#### Stated task:
Only the number is wanted: how many lines contain the string "Achilleos"?

#### Records for this task:

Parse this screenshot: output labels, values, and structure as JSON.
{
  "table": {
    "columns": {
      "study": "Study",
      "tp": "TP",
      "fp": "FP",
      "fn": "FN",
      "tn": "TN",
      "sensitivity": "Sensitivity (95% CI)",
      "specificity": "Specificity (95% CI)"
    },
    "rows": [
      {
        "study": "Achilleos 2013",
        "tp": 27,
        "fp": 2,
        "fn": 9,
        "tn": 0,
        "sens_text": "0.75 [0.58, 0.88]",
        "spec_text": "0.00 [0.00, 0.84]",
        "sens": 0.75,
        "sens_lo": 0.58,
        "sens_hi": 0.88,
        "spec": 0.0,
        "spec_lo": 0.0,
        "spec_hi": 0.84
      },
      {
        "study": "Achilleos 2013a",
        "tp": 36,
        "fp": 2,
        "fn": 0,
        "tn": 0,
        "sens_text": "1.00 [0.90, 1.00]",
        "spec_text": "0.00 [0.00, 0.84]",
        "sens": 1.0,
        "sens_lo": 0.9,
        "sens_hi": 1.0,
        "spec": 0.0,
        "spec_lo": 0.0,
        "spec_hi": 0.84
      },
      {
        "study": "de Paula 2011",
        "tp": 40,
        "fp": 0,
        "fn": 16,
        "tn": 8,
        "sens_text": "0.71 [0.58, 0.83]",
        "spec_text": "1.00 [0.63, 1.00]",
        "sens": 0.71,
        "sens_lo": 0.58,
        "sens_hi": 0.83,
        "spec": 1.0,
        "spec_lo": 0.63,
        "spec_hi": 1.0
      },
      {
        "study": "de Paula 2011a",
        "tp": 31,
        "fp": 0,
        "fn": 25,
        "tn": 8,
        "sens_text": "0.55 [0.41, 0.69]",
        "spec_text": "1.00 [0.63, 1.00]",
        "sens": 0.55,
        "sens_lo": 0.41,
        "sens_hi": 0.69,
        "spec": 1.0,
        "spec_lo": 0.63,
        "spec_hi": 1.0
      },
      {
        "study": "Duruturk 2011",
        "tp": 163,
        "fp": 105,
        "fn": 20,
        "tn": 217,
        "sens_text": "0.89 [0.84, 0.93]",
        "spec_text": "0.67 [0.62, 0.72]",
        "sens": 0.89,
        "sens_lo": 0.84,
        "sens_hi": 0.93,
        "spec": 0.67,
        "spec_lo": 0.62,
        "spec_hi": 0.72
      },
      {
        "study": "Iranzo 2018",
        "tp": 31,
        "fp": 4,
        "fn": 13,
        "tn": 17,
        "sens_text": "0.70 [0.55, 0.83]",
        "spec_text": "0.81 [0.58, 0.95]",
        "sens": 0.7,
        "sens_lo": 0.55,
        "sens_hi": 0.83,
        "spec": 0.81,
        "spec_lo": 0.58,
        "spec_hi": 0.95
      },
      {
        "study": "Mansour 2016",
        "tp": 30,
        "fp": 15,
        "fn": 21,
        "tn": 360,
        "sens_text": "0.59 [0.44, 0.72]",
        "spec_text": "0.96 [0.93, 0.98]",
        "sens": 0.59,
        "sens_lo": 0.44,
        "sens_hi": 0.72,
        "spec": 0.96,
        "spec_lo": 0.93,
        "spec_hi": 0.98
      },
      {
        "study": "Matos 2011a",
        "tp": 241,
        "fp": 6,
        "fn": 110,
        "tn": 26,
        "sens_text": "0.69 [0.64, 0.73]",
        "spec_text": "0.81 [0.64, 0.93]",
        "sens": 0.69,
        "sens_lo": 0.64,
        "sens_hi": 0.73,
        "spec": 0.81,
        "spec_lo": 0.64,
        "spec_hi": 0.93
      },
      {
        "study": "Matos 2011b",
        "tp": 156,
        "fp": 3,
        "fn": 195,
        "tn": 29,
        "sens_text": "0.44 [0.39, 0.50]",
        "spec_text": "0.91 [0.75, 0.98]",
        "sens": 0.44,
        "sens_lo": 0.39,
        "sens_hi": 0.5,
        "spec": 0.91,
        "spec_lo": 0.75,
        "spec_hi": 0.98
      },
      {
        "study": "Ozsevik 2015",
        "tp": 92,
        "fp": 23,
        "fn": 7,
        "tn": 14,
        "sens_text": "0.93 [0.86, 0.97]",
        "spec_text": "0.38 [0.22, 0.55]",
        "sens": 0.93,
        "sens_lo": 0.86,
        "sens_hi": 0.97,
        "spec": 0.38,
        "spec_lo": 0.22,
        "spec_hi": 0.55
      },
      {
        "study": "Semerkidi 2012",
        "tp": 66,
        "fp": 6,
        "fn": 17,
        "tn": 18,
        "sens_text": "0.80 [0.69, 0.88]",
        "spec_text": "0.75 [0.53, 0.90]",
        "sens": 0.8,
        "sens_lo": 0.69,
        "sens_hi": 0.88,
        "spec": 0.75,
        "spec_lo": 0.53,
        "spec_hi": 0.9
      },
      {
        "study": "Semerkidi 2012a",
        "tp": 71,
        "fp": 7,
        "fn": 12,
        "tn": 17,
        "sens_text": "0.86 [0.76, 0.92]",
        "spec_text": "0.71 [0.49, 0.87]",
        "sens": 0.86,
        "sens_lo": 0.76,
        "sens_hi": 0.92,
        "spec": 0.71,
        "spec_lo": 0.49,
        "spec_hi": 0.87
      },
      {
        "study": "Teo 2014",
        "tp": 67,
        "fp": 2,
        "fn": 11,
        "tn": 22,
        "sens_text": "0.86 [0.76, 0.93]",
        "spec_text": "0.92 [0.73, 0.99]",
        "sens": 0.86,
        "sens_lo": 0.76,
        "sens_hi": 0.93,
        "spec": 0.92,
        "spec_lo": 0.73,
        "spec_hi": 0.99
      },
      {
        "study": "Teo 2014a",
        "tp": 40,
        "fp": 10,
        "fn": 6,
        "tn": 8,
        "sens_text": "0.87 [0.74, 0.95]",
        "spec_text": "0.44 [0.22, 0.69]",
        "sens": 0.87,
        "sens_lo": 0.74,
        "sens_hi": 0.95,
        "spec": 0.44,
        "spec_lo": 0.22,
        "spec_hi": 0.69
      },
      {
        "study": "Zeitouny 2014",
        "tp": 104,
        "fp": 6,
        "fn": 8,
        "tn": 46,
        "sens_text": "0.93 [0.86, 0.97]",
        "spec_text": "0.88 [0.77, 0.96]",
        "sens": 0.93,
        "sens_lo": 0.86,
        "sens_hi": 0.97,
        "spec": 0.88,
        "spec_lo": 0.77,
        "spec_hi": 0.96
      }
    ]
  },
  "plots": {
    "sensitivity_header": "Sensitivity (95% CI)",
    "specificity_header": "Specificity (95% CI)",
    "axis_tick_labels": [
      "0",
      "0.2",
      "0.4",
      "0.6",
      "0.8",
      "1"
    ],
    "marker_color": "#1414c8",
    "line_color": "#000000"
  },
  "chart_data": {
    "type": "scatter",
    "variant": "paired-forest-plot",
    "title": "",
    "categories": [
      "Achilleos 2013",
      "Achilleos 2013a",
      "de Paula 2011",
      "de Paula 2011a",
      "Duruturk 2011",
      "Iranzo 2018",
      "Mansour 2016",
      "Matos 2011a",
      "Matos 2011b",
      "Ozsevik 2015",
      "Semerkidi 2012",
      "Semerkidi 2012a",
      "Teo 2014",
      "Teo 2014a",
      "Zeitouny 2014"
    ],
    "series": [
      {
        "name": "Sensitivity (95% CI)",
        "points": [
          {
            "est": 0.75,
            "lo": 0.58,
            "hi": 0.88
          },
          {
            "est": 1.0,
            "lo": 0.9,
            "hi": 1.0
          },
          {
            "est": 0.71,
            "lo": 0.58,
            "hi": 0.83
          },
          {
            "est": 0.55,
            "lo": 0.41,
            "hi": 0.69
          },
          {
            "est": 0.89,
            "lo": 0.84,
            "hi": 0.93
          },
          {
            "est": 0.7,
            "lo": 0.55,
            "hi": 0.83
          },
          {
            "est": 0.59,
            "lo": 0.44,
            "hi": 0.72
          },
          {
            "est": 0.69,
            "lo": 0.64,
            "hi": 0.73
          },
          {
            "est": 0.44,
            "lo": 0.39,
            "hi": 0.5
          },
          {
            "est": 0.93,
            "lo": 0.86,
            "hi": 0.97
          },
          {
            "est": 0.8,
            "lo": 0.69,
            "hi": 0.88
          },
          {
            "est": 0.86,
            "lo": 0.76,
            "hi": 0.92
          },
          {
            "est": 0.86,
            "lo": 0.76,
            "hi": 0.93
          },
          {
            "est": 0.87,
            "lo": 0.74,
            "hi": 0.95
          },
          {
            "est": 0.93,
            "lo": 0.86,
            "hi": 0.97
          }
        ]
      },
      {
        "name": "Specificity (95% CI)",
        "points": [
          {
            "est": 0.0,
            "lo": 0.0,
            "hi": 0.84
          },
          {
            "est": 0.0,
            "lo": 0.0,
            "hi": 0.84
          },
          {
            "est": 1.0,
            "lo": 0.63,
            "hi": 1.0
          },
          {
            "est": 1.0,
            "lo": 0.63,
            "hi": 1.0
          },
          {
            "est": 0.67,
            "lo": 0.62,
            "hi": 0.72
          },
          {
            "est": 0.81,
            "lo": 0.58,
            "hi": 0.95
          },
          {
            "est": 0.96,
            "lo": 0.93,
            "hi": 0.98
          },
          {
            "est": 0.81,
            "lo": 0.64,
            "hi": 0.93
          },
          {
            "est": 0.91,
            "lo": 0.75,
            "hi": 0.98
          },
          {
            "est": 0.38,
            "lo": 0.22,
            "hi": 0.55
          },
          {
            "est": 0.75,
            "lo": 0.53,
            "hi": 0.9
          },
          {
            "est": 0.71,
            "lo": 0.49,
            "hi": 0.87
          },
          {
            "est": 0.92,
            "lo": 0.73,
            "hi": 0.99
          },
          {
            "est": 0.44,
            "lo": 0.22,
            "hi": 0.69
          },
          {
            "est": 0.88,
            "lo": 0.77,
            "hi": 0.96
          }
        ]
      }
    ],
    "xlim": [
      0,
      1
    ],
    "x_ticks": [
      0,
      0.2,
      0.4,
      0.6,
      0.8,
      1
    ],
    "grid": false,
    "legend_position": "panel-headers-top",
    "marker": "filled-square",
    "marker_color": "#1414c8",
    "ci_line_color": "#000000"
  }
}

#### Solution:
4